Coordinate annotation entries:
<<<<
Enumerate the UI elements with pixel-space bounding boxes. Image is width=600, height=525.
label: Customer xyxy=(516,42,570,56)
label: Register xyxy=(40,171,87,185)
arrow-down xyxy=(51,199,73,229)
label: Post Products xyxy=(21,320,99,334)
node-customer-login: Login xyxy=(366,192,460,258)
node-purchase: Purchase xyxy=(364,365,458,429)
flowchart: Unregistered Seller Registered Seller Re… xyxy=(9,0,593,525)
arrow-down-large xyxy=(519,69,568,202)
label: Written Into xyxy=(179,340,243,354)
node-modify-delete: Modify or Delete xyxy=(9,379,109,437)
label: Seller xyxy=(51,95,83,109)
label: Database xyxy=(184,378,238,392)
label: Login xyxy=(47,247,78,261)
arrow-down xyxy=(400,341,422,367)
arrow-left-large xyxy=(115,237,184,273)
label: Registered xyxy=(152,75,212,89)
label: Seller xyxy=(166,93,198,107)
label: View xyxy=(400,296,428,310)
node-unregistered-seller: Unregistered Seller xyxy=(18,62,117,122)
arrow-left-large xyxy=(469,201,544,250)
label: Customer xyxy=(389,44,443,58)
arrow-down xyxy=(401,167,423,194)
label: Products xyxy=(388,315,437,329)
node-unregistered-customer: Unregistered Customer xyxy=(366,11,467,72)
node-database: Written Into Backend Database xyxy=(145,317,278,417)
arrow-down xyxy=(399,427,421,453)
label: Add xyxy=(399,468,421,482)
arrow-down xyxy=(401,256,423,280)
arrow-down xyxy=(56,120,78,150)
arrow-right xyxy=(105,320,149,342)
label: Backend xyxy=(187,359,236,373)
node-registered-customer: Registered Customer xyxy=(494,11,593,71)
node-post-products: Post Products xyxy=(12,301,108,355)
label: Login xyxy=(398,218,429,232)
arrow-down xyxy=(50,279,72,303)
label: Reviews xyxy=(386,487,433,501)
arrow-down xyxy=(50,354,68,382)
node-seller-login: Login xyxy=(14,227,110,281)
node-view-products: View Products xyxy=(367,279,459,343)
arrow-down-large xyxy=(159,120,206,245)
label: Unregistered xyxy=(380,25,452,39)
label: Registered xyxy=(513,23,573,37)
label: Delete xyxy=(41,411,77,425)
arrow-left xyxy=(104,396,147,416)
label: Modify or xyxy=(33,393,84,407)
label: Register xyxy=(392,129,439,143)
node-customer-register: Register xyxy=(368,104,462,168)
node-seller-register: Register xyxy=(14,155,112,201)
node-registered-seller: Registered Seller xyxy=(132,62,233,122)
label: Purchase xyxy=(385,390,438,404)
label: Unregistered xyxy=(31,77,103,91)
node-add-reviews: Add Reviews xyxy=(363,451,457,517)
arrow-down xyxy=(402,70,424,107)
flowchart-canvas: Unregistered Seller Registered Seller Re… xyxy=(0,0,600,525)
>>>>
# What you should do
Rewrite every entry above, replacing each occurrence of "Backend" with "Server" and leaving all other text unchanged.

# Answer for this exercise
Enumerate the UI elements with pixel-space bounding boxes. Image is width=600, height=525.
label: Customer xyxy=(516,42,570,56)
label: Register xyxy=(40,171,87,185)
arrow-down xyxy=(51,199,73,229)
label: Post Products xyxy=(21,320,99,334)
node-customer-login: Login xyxy=(366,192,460,258)
node-purchase: Purchase xyxy=(364,365,458,429)
flowchart: Unregistered Seller Registered Seller Re… xyxy=(9,0,593,525)
arrow-down-large xyxy=(519,69,568,202)
label: Written Into xyxy=(179,340,243,354)
node-modify-delete: Modify or Delete xyxy=(9,379,109,437)
label: Seller xyxy=(51,95,83,109)
label: Database xyxy=(184,378,238,392)
label: Login xyxy=(47,247,78,261)
arrow-down xyxy=(400,341,422,367)
arrow-left-large xyxy=(115,237,184,273)
label: Registered xyxy=(152,75,212,89)
label: Seller xyxy=(166,93,198,107)
label: View xyxy=(400,296,428,310)
node-unregistered-seller: Unregistered Seller xyxy=(18,62,117,122)
arrow-left-large xyxy=(469,201,544,250)
label: Customer xyxy=(389,44,443,58)
arrow-down xyxy=(401,167,423,194)
label: Products xyxy=(388,315,437,329)
node-unregistered-customer: Unregistered Customer xyxy=(366,11,467,72)
node-database: Written Into Server Database xyxy=(145,317,278,417)
arrow-down xyxy=(399,427,421,453)
label: Add xyxy=(399,468,421,482)
arrow-down xyxy=(401,256,423,280)
arrow-down xyxy=(56,120,78,150)
arrow-right xyxy=(105,320,149,342)
label: Server xyxy=(187,359,236,373)
node-registered-customer: Registered Customer xyxy=(494,11,593,71)
node-post-products: Post Products xyxy=(12,301,108,355)
label: Login xyxy=(398,218,429,232)
arrow-down xyxy=(50,279,72,303)
label: Reviews xyxy=(386,487,433,501)
arrow-down xyxy=(50,354,68,382)
node-seller-login: Login xyxy=(14,227,110,281)
node-view-products: View Products xyxy=(367,279,459,343)
arrow-down-large xyxy=(159,120,206,245)
label: Unregistered xyxy=(380,25,452,39)
label: Registered xyxy=(513,23,573,37)
label: Delete xyxy=(41,411,77,425)
arrow-left xyxy=(104,396,147,416)
label: Modify or xyxy=(33,393,84,407)
label: Register xyxy=(392,129,439,143)
node-customer-register: Register xyxy=(368,104,462,168)
node-seller-register: Register xyxy=(14,155,112,201)
node-registered-seller: Registered Seller xyxy=(132,62,233,122)
label: Purchase xyxy=(385,390,438,404)
label: Unregistered xyxy=(31,77,103,91)
node-add-reviews: Add Reviews xyxy=(363,451,457,517)
arrow-down xyxy=(402,70,424,107)
flowchart-canvas: Unregistered Seller Registered Seller Re… xyxy=(0,0,600,525)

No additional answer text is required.